- **Short exercise**: Gather all lines with "тела" from the records.

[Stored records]
==*==
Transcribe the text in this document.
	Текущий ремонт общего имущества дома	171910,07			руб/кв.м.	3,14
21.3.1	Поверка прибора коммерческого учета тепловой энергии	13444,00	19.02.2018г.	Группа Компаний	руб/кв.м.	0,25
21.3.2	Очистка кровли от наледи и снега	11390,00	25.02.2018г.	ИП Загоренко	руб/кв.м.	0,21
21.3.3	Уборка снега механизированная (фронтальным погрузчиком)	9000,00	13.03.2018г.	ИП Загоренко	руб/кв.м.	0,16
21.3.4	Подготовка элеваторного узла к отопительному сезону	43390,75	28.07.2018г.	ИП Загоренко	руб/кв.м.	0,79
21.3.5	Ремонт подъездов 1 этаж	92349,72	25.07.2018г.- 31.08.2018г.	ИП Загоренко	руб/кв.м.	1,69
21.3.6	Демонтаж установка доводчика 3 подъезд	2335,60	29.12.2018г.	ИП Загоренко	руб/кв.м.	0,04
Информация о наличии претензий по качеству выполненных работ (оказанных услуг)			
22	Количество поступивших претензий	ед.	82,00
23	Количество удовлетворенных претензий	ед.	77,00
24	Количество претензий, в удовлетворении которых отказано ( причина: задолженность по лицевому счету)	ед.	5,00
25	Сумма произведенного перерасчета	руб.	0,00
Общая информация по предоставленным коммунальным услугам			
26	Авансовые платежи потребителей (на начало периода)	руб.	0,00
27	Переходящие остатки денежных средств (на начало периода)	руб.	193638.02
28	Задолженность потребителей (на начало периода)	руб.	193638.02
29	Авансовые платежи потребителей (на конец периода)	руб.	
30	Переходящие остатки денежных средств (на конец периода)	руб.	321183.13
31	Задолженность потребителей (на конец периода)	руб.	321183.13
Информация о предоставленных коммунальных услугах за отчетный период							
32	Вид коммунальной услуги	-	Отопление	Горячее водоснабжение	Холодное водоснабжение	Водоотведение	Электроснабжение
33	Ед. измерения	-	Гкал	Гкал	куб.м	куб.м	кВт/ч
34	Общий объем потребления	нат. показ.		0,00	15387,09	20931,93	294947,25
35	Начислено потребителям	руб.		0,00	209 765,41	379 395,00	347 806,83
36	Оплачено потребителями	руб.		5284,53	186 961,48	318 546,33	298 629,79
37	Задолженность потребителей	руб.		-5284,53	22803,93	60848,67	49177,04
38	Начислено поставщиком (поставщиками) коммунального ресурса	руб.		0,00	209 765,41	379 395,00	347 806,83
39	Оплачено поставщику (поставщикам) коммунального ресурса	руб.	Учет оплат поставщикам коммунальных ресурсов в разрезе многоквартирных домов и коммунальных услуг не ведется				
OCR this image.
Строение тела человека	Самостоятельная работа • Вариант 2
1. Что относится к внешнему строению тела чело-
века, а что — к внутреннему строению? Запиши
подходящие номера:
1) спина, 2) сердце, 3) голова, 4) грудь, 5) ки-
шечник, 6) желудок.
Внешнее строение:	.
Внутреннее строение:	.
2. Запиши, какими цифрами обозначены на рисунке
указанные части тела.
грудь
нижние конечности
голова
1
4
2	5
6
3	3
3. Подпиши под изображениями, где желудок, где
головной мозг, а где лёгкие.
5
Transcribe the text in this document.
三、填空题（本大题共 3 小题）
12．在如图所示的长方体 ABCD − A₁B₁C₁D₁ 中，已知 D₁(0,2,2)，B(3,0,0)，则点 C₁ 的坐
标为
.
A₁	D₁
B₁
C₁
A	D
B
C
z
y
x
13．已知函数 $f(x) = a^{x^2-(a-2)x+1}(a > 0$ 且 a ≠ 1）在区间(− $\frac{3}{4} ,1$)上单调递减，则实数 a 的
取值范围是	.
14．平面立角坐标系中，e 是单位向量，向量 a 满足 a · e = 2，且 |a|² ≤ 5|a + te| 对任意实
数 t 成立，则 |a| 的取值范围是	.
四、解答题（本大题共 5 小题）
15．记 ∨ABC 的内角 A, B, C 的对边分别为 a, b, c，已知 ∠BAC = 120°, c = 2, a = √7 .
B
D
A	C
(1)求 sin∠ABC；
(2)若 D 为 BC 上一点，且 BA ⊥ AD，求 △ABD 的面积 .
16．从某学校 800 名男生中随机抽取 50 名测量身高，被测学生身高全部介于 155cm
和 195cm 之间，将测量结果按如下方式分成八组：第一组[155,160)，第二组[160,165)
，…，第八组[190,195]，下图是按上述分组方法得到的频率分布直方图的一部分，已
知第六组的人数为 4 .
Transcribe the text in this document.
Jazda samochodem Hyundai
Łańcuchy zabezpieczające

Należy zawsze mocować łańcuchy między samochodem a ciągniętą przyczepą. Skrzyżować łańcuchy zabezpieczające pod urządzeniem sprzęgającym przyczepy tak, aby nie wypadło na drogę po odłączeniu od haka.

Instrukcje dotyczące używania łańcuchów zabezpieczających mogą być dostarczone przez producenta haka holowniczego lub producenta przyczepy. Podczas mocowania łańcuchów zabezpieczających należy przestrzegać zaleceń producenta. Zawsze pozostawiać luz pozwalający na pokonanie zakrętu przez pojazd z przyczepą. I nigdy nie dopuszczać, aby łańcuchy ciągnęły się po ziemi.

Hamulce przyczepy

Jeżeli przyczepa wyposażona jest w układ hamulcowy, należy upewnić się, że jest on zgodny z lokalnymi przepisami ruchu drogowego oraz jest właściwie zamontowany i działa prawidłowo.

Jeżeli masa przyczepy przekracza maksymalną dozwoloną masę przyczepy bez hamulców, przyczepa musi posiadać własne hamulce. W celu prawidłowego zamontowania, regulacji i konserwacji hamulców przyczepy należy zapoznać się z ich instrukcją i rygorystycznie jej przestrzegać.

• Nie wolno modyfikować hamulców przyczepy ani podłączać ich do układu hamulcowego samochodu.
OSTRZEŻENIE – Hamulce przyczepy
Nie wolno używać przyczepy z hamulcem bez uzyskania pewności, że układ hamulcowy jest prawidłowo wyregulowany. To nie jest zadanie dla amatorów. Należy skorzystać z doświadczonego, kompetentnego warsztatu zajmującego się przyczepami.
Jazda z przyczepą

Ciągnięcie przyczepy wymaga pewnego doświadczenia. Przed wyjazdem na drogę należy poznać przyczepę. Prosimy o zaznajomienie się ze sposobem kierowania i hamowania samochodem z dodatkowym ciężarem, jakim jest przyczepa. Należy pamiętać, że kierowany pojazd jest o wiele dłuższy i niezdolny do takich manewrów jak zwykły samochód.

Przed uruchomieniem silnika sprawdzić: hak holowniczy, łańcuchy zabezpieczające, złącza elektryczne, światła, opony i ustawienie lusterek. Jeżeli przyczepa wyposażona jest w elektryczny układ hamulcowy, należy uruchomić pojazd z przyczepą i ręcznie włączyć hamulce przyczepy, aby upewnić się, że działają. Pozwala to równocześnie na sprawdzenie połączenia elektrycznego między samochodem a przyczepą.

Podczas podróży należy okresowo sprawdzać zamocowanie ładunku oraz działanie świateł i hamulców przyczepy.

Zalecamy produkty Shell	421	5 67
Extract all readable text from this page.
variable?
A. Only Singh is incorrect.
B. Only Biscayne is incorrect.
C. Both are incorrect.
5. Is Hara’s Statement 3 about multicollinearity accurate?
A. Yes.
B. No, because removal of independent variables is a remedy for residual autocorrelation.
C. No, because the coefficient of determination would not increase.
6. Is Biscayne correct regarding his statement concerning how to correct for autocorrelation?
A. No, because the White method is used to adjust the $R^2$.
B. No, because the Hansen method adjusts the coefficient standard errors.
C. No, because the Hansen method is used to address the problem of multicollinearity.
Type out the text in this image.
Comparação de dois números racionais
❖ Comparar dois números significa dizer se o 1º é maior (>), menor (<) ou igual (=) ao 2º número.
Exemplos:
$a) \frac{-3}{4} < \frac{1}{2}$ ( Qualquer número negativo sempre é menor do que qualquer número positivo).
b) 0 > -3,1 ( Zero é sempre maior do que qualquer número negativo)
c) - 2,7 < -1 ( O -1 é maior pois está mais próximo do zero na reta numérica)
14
==*==
- **Solution**:
Строение тела человека	Самостоятельная работа • Вариант 2
1. Что относится к внешнему строению тела чело-
указанные части тела.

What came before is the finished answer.